### Task details
Return the number of lines that contain the word "Amplitude", and return nothing else.

Data entries for graphics:
>> start

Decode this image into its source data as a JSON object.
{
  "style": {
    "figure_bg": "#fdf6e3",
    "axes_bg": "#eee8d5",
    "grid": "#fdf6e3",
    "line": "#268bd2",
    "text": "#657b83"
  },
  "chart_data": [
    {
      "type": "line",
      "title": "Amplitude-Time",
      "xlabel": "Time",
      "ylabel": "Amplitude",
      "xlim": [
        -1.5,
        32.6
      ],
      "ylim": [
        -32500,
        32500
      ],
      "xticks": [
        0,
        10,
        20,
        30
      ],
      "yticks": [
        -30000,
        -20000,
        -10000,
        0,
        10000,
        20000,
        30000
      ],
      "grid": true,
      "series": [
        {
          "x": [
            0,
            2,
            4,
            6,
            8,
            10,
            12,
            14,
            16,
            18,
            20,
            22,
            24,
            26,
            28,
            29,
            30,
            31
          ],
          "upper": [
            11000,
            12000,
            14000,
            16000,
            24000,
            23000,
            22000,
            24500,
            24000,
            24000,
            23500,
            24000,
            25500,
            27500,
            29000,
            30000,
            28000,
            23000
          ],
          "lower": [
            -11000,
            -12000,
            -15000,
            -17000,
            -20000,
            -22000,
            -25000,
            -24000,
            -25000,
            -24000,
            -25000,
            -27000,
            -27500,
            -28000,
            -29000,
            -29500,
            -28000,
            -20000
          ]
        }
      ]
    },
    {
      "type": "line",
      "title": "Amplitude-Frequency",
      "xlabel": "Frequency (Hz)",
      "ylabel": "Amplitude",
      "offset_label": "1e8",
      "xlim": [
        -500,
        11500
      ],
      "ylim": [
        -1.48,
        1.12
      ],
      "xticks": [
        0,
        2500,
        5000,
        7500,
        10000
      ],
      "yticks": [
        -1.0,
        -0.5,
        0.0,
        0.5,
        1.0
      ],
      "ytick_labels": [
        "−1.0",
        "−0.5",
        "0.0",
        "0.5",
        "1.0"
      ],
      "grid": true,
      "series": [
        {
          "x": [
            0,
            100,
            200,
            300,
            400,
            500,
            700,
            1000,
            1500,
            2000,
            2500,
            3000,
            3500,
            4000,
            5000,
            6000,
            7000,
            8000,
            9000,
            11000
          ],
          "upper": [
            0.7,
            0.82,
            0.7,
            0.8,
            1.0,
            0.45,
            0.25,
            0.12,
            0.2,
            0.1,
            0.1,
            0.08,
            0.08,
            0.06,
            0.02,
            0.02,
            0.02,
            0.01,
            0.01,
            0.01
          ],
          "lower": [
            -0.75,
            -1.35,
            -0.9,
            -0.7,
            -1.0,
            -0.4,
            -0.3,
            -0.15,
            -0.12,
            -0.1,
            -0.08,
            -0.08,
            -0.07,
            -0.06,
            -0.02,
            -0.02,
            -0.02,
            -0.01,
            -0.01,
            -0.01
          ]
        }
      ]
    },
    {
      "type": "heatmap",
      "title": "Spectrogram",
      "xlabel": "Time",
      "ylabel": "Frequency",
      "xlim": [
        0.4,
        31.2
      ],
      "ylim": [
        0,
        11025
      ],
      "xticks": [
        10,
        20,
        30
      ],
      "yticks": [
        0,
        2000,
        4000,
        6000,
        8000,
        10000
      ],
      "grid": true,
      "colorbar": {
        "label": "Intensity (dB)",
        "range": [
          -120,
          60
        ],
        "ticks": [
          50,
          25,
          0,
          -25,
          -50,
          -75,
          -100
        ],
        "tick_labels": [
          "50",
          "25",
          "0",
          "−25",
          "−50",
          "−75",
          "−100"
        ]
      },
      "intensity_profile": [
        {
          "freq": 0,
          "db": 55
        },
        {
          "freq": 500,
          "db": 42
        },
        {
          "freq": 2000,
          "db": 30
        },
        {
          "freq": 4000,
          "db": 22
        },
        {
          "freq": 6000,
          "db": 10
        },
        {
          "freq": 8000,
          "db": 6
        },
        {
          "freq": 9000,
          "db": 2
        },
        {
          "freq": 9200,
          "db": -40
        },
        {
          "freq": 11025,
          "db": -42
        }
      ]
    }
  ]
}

>> end

### Answer to this task
4